--- Task brief ---
Exactly repeat all the records below, omitting the images they hold.

Items from a figure collection:
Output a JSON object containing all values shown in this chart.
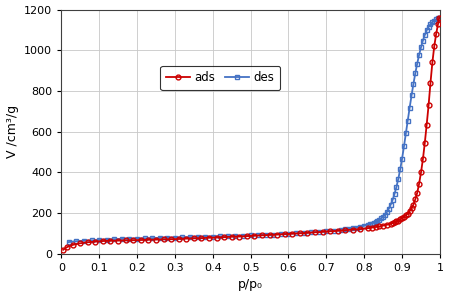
{
  "title": "",
  "xlabel": "p/p₀",
  "ylabel": "V /cm³/g",
  "xlim": [
    0,
    1.0
  ],
  "ylim": [
    0,
    1200
  ],
  "yticks": [
    0,
    200,
    400,
    600,
    800,
    1000,
    1200
  ],
  "xticks": [
    0,
    0.1,
    0.2,
    0.3,
    0.4,
    0.5,
    0.6,
    0.7,
    0.8,
    0.9,
    1.0
  ],
  "ads_color": "#cc0000",
  "des_color": "#4472c4",
  "background": "#ffffff",
  "grid_color": "#c8c8c8",
  "ads_x": [
    0.005,
    0.015,
    0.03,
    0.05,
    0.07,
    0.09,
    0.11,
    0.13,
    0.15,
    0.17,
    0.19,
    0.21,
    0.23,
    0.25,
    0.27,
    0.29,
    0.31,
    0.33,
    0.35,
    0.37,
    0.39,
    0.41,
    0.43,
    0.45,
    0.47,
    0.49,
    0.51,
    0.53,
    0.55,
    0.57,
    0.59,
    0.61,
    0.63,
    0.65,
    0.67,
    0.69,
    0.71,
    0.73,
    0.75,
    0.77,
    0.79,
    0.81,
    0.82,
    0.83,
    0.84,
    0.85,
    0.86,
    0.87,
    0.875,
    0.88,
    0.885,
    0.89,
    0.895,
    0.9,
    0.905,
    0.91,
    0.915,
    0.92,
    0.925,
    0.93,
    0.935,
    0.94,
    0.945,
    0.95,
    0.955,
    0.96,
    0.965,
    0.97,
    0.975,
    0.98,
    0.985,
    0.99,
    0.995,
    0.998
  ],
  "ads_y": [
    20,
    33,
    44,
    52,
    57,
    60,
    63,
    64,
    65,
    66,
    67,
    68,
    69,
    70,
    71,
    72,
    73,
    75,
    76,
    77,
    79,
    80,
    82,
    84,
    85,
    87,
    89,
    91,
    93,
    95,
    97,
    99,
    101,
    103,
    106,
    108,
    111,
    113,
    116,
    119,
    122,
    126,
    129,
    132,
    135,
    139,
    143,
    148,
    151,
    155,
    159,
    163,
    169,
    174,
    181,
    189,
    198,
    210,
    224,
    242,
    268,
    300,
    345,
    400,
    465,
    545,
    635,
    730,
    840,
    940,
    1020,
    1080,
    1130,
    1160
  ],
  "des_x": [
    0.998,
    0.995,
    0.99,
    0.985,
    0.98,
    0.975,
    0.97,
    0.965,
    0.96,
    0.955,
    0.95,
    0.945,
    0.94,
    0.935,
    0.93,
    0.925,
    0.92,
    0.915,
    0.91,
    0.905,
    0.9,
    0.895,
    0.89,
    0.885,
    0.88,
    0.875,
    0.87,
    0.865,
    0.86,
    0.855,
    0.85,
    0.845,
    0.84,
    0.835,
    0.83,
    0.825,
    0.82,
    0.815,
    0.81,
    0.8,
    0.79,
    0.78,
    0.77,
    0.76,
    0.75,
    0.74,
    0.72,
    0.7,
    0.68,
    0.66,
    0.64,
    0.62,
    0.6,
    0.58,
    0.56,
    0.54,
    0.52,
    0.5,
    0.48,
    0.46,
    0.44,
    0.42,
    0.4,
    0.38,
    0.36,
    0.34,
    0.32,
    0.3,
    0.28,
    0.26,
    0.24,
    0.22,
    0.2,
    0.18,
    0.16,
    0.14,
    0.12,
    0.1,
    0.08,
    0.06,
    0.04,
    0.02
  ],
  "des_y": [
    1160,
    1158,
    1152,
    1145,
    1138,
    1128,
    1115,
    1098,
    1075,
    1048,
    1015,
    978,
    935,
    888,
    835,
    778,
    718,
    655,
    592,
    528,
    468,
    415,
    368,
    328,
    294,
    265,
    242,
    222,
    206,
    193,
    183,
    175,
    168,
    163,
    158,
    153,
    149,
    146,
    143,
    138,
    133,
    129,
    126,
    123,
    120,
    118,
    114,
    111,
    108,
    106,
    103,
    101,
    99,
    97,
    95,
    94,
    92,
    91,
    89,
    88,
    87,
    86,
    85,
    84,
    83,
    82,
    81,
    80,
    79,
    78,
    77,
    76,
    75,
    74,
    73,
    72,
    70,
    68,
    66,
    64,
    62,
    58
  ]
}
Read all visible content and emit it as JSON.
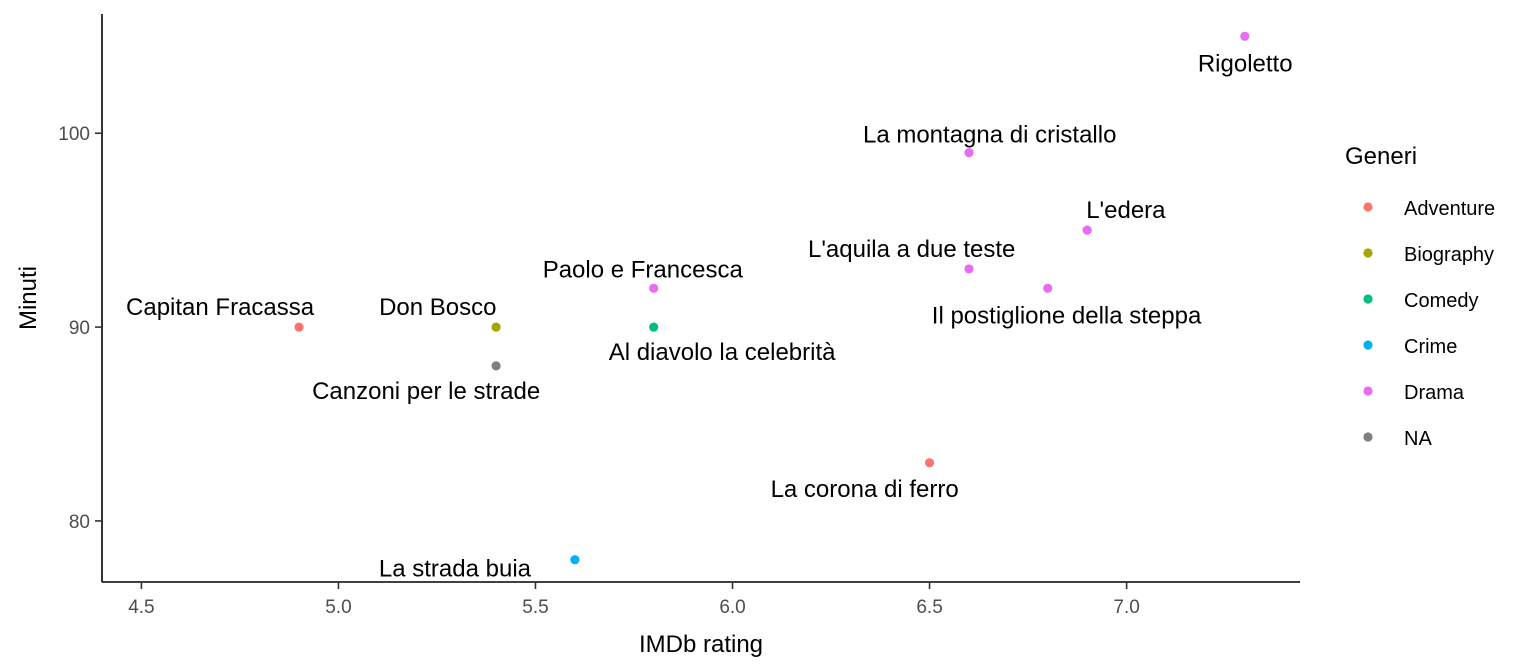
{
  "chart_data": {
    "type": "scatter",
    "xlabel": "IMDb rating",
    "ylabel": "Minuti",
    "xlim": [
      4.4,
      7.44
    ],
    "ylim": [
      76.85,
      106.15
    ],
    "x_ticks": [
      "4.5",
      "5.0",
      "5.5",
      "6.0",
      "6.5",
      "7.0"
    ],
    "x_tick_values": [
      4.5,
      5.0,
      5.5,
      6.0,
      6.5,
      7.0
    ],
    "y_ticks": [
      "80",
      "90",
      "100"
    ],
    "y_tick_values": [
      80,
      90,
      100
    ],
    "grid": false,
    "legend": {
      "title": "Generi",
      "position": "right",
      "entries": [
        {
          "name": "Adventure",
          "color": "#F8766D"
        },
        {
          "name": "Biography",
          "color": "#A3A500"
        },
        {
          "name": "Comedy",
          "color": "#00BF7D"
        },
        {
          "name": "Crime",
          "color": "#00B0F6"
        },
        {
          "name": "Drama",
          "color": "#E76BF3"
        },
        {
          "name": "NA",
          "color": "#7F7F7F"
        }
      ]
    },
    "points": [
      {
        "label": "Rigoletto",
        "x": 7.3,
        "y": 105,
        "genre": "Drama",
        "label_pos": "below"
      },
      {
        "label": "La montagna di cristallo",
        "x": 6.6,
        "y": 99,
        "genre": "Drama",
        "label_pos": "above"
      },
      {
        "label": "L'edera",
        "x": 6.9,
        "y": 95,
        "genre": "Drama",
        "label_pos": "above-right"
      },
      {
        "label": "L'aquila a due teste",
        "x": 6.6,
        "y": 93,
        "genre": "Drama",
        "label_pos": "above-left"
      },
      {
        "label": "Il postiglione della steppa",
        "x": 6.8,
        "y": 92,
        "genre": "Drama",
        "label_pos": "below-right"
      },
      {
        "label": "Paolo e Francesca",
        "x": 5.8,
        "y": 92,
        "genre": "Drama",
        "label_pos": "above"
      },
      {
        "label": "Capitan Fracassa",
        "x": 4.9,
        "y": 90,
        "genre": "Adventure",
        "label_pos": "above-left"
      },
      {
        "label": "Don Bosco",
        "x": 5.4,
        "y": 90,
        "genre": "Biography",
        "label_pos": "above-left"
      },
      {
        "label": "Al diavolo la celebrità",
        "x": 5.8,
        "y": 90,
        "genre": "Comedy",
        "label_pos": "below-right"
      },
      {
        "label": "Canzoni per le strade",
        "x": 5.4,
        "y": 88,
        "genre": "NA",
        "label_pos": "below-left"
      },
      {
        "label": "La corona di ferro",
        "x": 6.5,
        "y": 83,
        "genre": "Adventure",
        "label_pos": "below-left"
      },
      {
        "label": "La strada buia",
        "x": 5.6,
        "y": 78,
        "genre": "Crime",
        "label_pos": "below-left"
      }
    ]
  }
}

--- Exercise result ---
Output a JSON object containing all values shown in this chart.
{
  "title": "",
  "xlabel": "p/p₀",
  "ylabel": "V /cm³/g",
  "xlim": [
    0,
    1.0
  ],
  "ylim": [
    0,
    1200
  ],
  "yticks": [
    0,
    200,
    400,
    600,
    800,
    1000,
    1200
  ],
  "xticks": [
    0,
    0.1,
    0.2,
    0.3,
    0.4,
    0.5,
    0.6,
    0.7,
    0.8,
    0.9,
    1.0
  ],
  "ads_color": "#cc0000",
  "des_color": "#4472c4",
  "background": "#ffffff",
  "grid_color": "#c8c8c8",
  "ads_x": [
    0.005,
    0.015,
    0.03,
    0.05,
    0.07,
    0.09,
    0.11,
    0.13,
    0.15,
    0.17,
    0.19,
    0.21,
    0.23,
    0.25,
    0.27,
    0.29,
    0.31,
    0.33,
    0.35,
    0.37,
    0.39,
    0.41,
    0.43,
    0.45,
    0.47,
    0.49,
    0.51,
    0.53,
    0.55,
    0.57,
    0.59,
    0.61,
    0.63,
    0.65,
    0.67,
    0.69,
    0.71,
    0.73,
    0.75,
    0.77,
    0.79,
    0.81,
    0.82,
    0.83,
    0.84,
    0.85,
    0.86,
    0.87,
    0.875,
    0.88,
    0.885,
    0.89,
    0.895,
    0.9,
    0.905,
    0.91,
    0.915,
    0.92,
    0.925,
    0.93,
    0.935,
    0.94,
    0.945,
    0.95,
    0.955,
    0.96,
    0.965,
    0.97,
    0.975,
    0.98,
    0.985,
    0.99,
    0.995,
    0.998
  ],
  "ads_y": [
    20,
    33,
    44,
    52,
    57,
    60,
    63,
    64,
    65,
    66,
    67,
    68,
    69,
    70,
    71,
    72,
    73,
    75,
    76,
    77,
    79,
    80,
    82,
    84,
    85,
    87,
    89,
    91,
    93,
    95,
    97,
    99,
    101,
    103,
    106,
    108,
    111,
    113,
    116,
    119,
    122,
    126,
    129,
    132,
    135,
    139,
    143,
    148,
    151,
    155,
    159,
    163,
    169,
    174,
    181,
    189,
    198,
    210,
    224,
    242,
    268,
    300,
    345,
    400,
    465,
    545,
    635,
    730,
    840,
    940,
    1020,
    1080,
    1130,
    1160
  ],
  "des_x": [
    0.998,
    0.995,
    0.99,
    0.985,
    0.98,
    0.975,
    0.97,
    0.965,
    0.96,
    0.955,
    0.95,
    0.945,
    0.94,
    0.935,
    0.93,
    0.925,
    0.92,
    0.915,
    0.91,
    0.905,
    0.9,
    0.895,
    0.89,
    0.885,
    0.88,
    0.875,
    0.87,
    0.865,
    0.86,
    0.855,
    0.85,
    0.845,
    0.84,
    0.835,
    0.83,
    0.825,
    0.82,
    0.815,
    0.81,
    0.8,
    0.79,
    0.78,
    0.77,
    0.76,
    0.75,
    0.74,
    0.72,
    0.7,
    0.68,
    0.66,
    0.64,
    0.62,
    0.6,
    0.58,
    0.56,
    0.54,
    0.52,
    0.5,
    0.48,
    0.46,
    0.44,
    0.42,
    0.4,
    0.38,
    0.36,
    0.34,
    0.32,
    0.3,
    0.28,
    0.26,
    0.24,
    0.22,
    0.2,
    0.18,
    0.16,
    0.14,
    0.12,
    0.1,
    0.08,
    0.06,
    0.04,
    0.02
  ],
  "des_y": [
    1160,
    1158,
    1152,
    1145,
    1138,
    1128,
    1115,
    1098,
    1075,
    1048,
    1015,
    978,
    935,
    888,
    835,
    778,
    718,
    655,
    592,
    528,
    468,
    415,
    368,
    328,
    294,
    265,
    242,
    222,
    206,
    193,
    183,
    175,
    168,
    163,
    158,
    153,
    149,
    146,
    143,
    138,
    133,
    129,
    126,
    123,
    120,
    118,
    114,
    111,
    108,
    106,
    103,
    101,
    99,
    97,
    95,
    94,
    92,
    91,
    89,
    88,
    87,
    86,
    85,
    84,
    83,
    82,
    81,
    80,
    79,
    78,
    77,
    76,
    75,
    74,
    73,
    72,
    70,
    68,
    66,
    64,
    62,
    58
  ]
}
Read all visible content and emit it as JSON.
{
  "chart_data": {
    "type": "scatter",
    "xlabel": "IMDb rating",
    "ylabel": "Minuti",
    "xlim": [
      4.4,
      7.44
    ],
    "ylim": [
      76.85,
      106.15
    ],
    "x_ticks": [
      "4.5",
      "5.0",
      "5.5",
      "6.0",
      "6.5",
      "7.0"
    ],
    "x_tick_values": [
      4.5,
      5.0,
      5.5,
      6.0,
      6.5,
      7.0
    ],
    "y_ticks": [
      "80",
      "90",
      "100"
    ],
    "y_tick_values": [
      80,
      90,
      100
    ],
    "grid": false,
    "legend": {
      "title": "Generi",
      "position": "right",
      "entries": [
        {
          "name": "Adventure",
          "color": "#F8766D"
        },
        {
          "name": "Biography",
          "color": "#A3A500"
        },
        {
          "name": "Comedy",
          "color": "#00BF7D"
        },
        {
          "name": "Crime",
          "color": "#00B0F6"
        },
        {
          "name": "Drama",
          "color": "#E76BF3"
        },
        {
          "name": "NA",
          "color": "#7F7F7F"
        }
      ]
    },
    "points": [
      {
        "label": "Rigoletto",
        "x": 7.3,
        "y": 105,
        "genre": "Drama",
        "label_pos": "below"
      },
      {
        "label": "La montagna di cristallo",
        "x": 6.6,
        "y": 99,
        "genre": "Drama",
        "label_pos": "above"
      },
      {
        "label": "L'edera",
        "x": 6.9,
        "y": 95,
        "genre": "Drama",
        "label_pos": "above-right"
      },
      {
        "label": "L'aquila a due teste",
        "x": 6.6,
        "y": 93,
        "genre": "Drama",
        "label_pos": "above-left"
      },
      {
        "label": "Il postiglione della steppa",
        "x": 6.8,
        "y": 92,
        "genre": "Drama",
        "label_pos": "below-right"
      },
      {
        "label": "Paolo e Francesca",
        "x": 5.8,
        "y": 92,
        "genre": "Drama",
        "label_pos": "above"
      },
      {
        "label": "Capitan Fracassa",
        "x": 4.9,
        "y": 90,
        "genre": "Adventure",
        "label_pos": "above-left"
      },
      {
        "label": "Don Bosco",
        "x": 5.4,
        "y": 90,
        "genre": "Biography",
        "label_pos": "above-left"
      },
      {
        "label": "Al diavolo la celebrità",
        "x": 5.8,
        "y": 90,
        "genre": "Comedy",
        "label_pos": "below-right"
      },
      {
        "label": "Canzoni per le strade",
        "x": 5.4,
        "y": 88,
        "genre": "NA",
        "label_pos": "below-left"
      },
      {
        "label": "La corona di ferro",
        "x": 6.5,
        "y": 83,
        "genre": "Adventure",
        "label_pos": "below-left"
      },
      {
        "label": "La strada buia",
        "x": 5.6,
        "y": 78,
        "genre": "Crime",
        "label_pos": "below-left"
      }
    ]
  }
}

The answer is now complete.